:: WHAT TO PRODUCE ::
From the listing below, count the lines where the string "Lithuanians" occurs. Give the number, with no other words.
····················
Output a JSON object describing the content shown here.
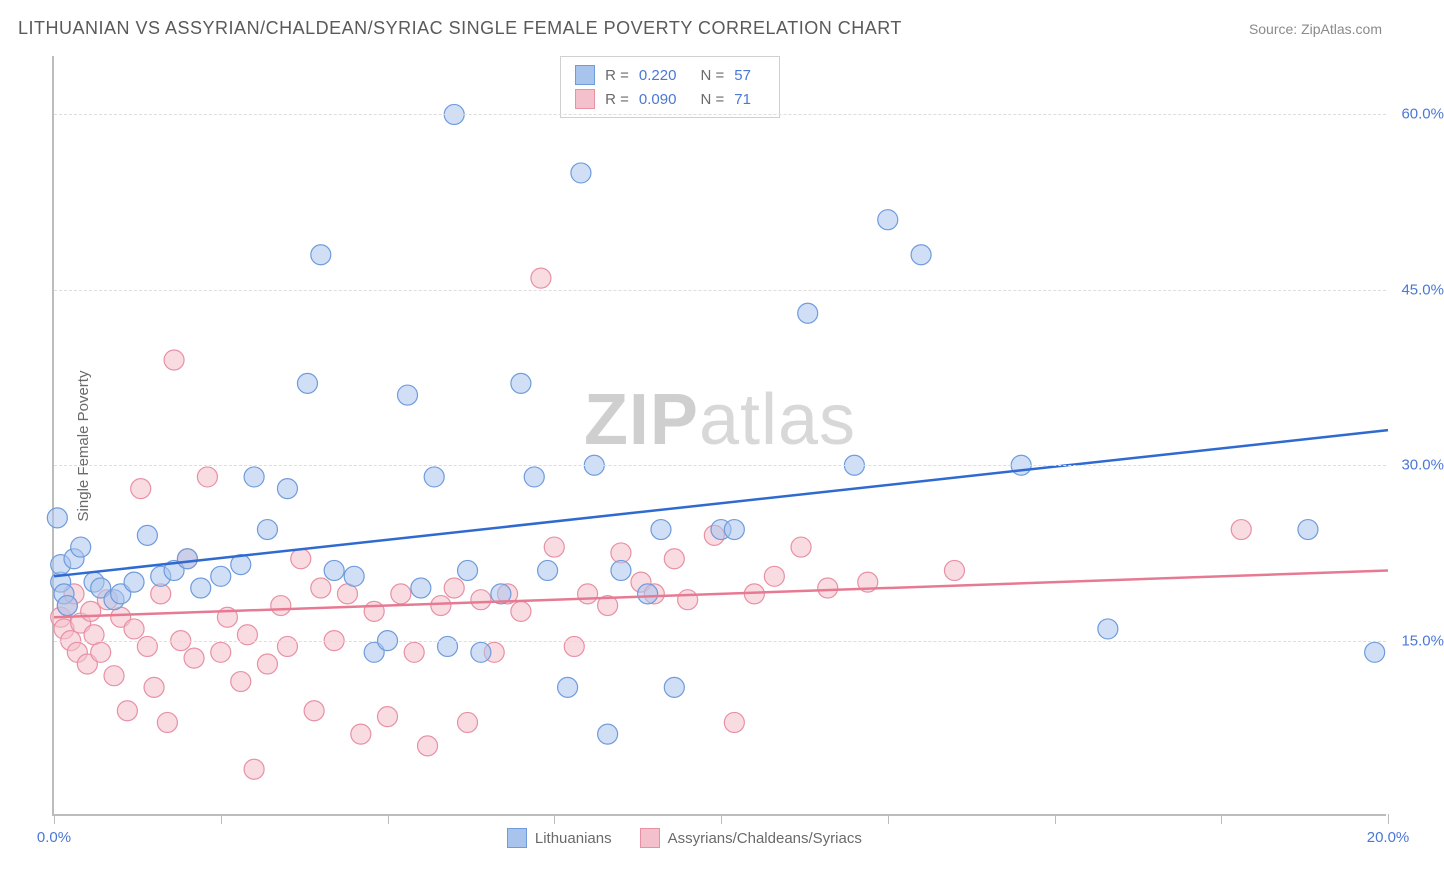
{
  "header": {
    "title": "LITHUANIAN VS ASSYRIAN/CHALDEAN/SYRIAC SINGLE FEMALE POVERTY CORRELATION CHART",
    "source": "Source: ZipAtlas.com"
  },
  "watermark": {
    "bold": "ZIP",
    "rest": "atlas"
  },
  "chart": {
    "type": "scatter",
    "ylabel": "Single Female Poverty",
    "background_color": "#ffffff",
    "grid_color": "#dddddd",
    "axis_color": "#bcbcbc",
    "tick_label_color": "#4a78d6",
    "axis_label_color": "#6a6a6a",
    "label_fontsize": 15,
    "title_fontsize": 18,
    "xlim": [
      0,
      20
    ],
    "ylim": [
      0,
      65
    ],
    "yticks": [
      15,
      30,
      45,
      60
    ],
    "ytick_labels": [
      "15.0%",
      "30.0%",
      "45.0%",
      "60.0%"
    ],
    "xticks": [
      0,
      2.5,
      5,
      7.5,
      10,
      12.5,
      15,
      17.5,
      20
    ],
    "xtick_labels": {
      "0": "0.0%",
      "20": "20.0%"
    },
    "marker_radius": 10,
    "marker_opacity": 0.55,
    "marker_stroke_width": 1.2,
    "trend_line_width": 2.5,
    "series": [
      {
        "name": "Lithuanians",
        "fill": "#a9c4ec",
        "stroke": "#6f9bdc",
        "line_color": "#2f6ad0",
        "R": "0.220",
        "N": "57",
        "trend": {
          "x1": 0,
          "y1": 20.5,
          "x2": 20,
          "y2": 33.0
        },
        "points": [
          [
            0.05,
            25.5
          ],
          [
            0.1,
            20
          ],
          [
            0.1,
            21.5
          ],
          [
            0.15,
            19
          ],
          [
            0.2,
            18
          ],
          [
            0.3,
            22
          ],
          [
            0.4,
            23
          ],
          [
            0.6,
            20
          ],
          [
            0.7,
            19.5
          ],
          [
            0.9,
            18.5
          ],
          [
            1.0,
            19
          ],
          [
            1.2,
            20
          ],
          [
            1.4,
            24
          ],
          [
            1.6,
            20.5
          ],
          [
            1.8,
            21
          ],
          [
            2.0,
            22
          ],
          [
            2.2,
            19.5
          ],
          [
            2.5,
            20.5
          ],
          [
            2.8,
            21.5
          ],
          [
            3.0,
            29
          ],
          [
            3.2,
            24.5
          ],
          [
            3.5,
            28
          ],
          [
            3.8,
            37
          ],
          [
            4.0,
            48
          ],
          [
            4.2,
            21
          ],
          [
            4.5,
            20.5
          ],
          [
            4.8,
            14
          ],
          [
            5.0,
            15
          ],
          [
            5.3,
            36
          ],
          [
            5.5,
            19.5
          ],
          [
            5.7,
            29
          ],
          [
            5.9,
            14.5
          ],
          [
            6.0,
            60
          ],
          [
            6.2,
            21
          ],
          [
            6.4,
            14
          ],
          [
            6.7,
            19
          ],
          [
            7.0,
            37
          ],
          [
            7.2,
            29
          ],
          [
            7.4,
            21
          ],
          [
            7.7,
            11
          ],
          [
            7.9,
            55
          ],
          [
            8.1,
            30
          ],
          [
            8.3,
            7
          ],
          [
            8.5,
            21
          ],
          [
            8.9,
            19
          ],
          [
            9.1,
            24.5
          ],
          [
            9.3,
            11
          ],
          [
            10.0,
            24.5
          ],
          [
            10.2,
            24.5
          ],
          [
            11.3,
            43
          ],
          [
            12.0,
            30
          ],
          [
            12.5,
            51
          ],
          [
            13.0,
            48
          ],
          [
            14.5,
            30
          ],
          [
            15.8,
            16
          ],
          [
            18.8,
            24.5
          ],
          [
            19.8,
            14
          ]
        ]
      },
      {
        "name": "Assyrians/Chaldeans/Syriacs",
        "fill": "#f4c0cb",
        "stroke": "#e890a4",
        "line_color": "#e77a93",
        "R": "0.090",
        "N": "71",
        "trend": {
          "x1": 0,
          "y1": 17.0,
          "x2": 20,
          "y2": 21.0
        },
        "points": [
          [
            0.1,
            17
          ],
          [
            0.15,
            16
          ],
          [
            0.2,
            18
          ],
          [
            0.25,
            15
          ],
          [
            0.3,
            19
          ],
          [
            0.35,
            14
          ],
          [
            0.4,
            16.5
          ],
          [
            0.5,
            13
          ],
          [
            0.55,
            17.5
          ],
          [
            0.6,
            15.5
          ],
          [
            0.7,
            14
          ],
          [
            0.8,
            18.5
          ],
          [
            0.9,
            12
          ],
          [
            1.0,
            17
          ],
          [
            1.1,
            9
          ],
          [
            1.2,
            16
          ],
          [
            1.3,
            28
          ],
          [
            1.4,
            14.5
          ],
          [
            1.5,
            11
          ],
          [
            1.6,
            19
          ],
          [
            1.7,
            8
          ],
          [
            1.8,
            39
          ],
          [
            1.9,
            15
          ],
          [
            2.0,
            22
          ],
          [
            2.1,
            13.5
          ],
          [
            2.3,
            29
          ],
          [
            2.5,
            14
          ],
          [
            2.6,
            17
          ],
          [
            2.8,
            11.5
          ],
          [
            2.9,
            15.5
          ],
          [
            3.0,
            4
          ],
          [
            3.2,
            13
          ],
          [
            3.4,
            18
          ],
          [
            3.5,
            14.5
          ],
          [
            3.7,
            22
          ],
          [
            3.9,
            9
          ],
          [
            4.0,
            19.5
          ],
          [
            4.2,
            15
          ],
          [
            4.4,
            19
          ],
          [
            4.6,
            7
          ],
          [
            4.8,
            17.5
          ],
          [
            5.0,
            8.5
          ],
          [
            5.2,
            19
          ],
          [
            5.4,
            14
          ],
          [
            5.6,
            6
          ],
          [
            5.8,
            18
          ],
          [
            6.0,
            19.5
          ],
          [
            6.2,
            8
          ],
          [
            6.4,
            18.5
          ],
          [
            6.6,
            14
          ],
          [
            6.8,
            19
          ],
          [
            7.0,
            17.5
          ],
          [
            7.3,
            46
          ],
          [
            7.5,
            23
          ],
          [
            7.8,
            14.5
          ],
          [
            8.0,
            19
          ],
          [
            8.3,
            18
          ],
          [
            8.5,
            22.5
          ],
          [
            8.8,
            20
          ],
          [
            9.0,
            19
          ],
          [
            9.3,
            22
          ],
          [
            9.5,
            18.5
          ],
          [
            9.9,
            24
          ],
          [
            10.2,
            8
          ],
          [
            10.5,
            19
          ],
          [
            10.8,
            20.5
          ],
          [
            11.2,
            23
          ],
          [
            11.6,
            19.5
          ],
          [
            12.2,
            20
          ],
          [
            13.5,
            21
          ],
          [
            17.8,
            24.5
          ]
        ]
      }
    ]
  },
  "legend": {
    "items": [
      {
        "label": "Lithuanians",
        "fill": "#a9c4ec",
        "stroke": "#6f9bdc"
      },
      {
        "label": "Assyrians/Chaldeans/Syriacs",
        "fill": "#f4c0cb",
        "stroke": "#e890a4"
      }
    ]
  }
}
····················
:: SOLUTION FOR THIS PROBLEM ::
2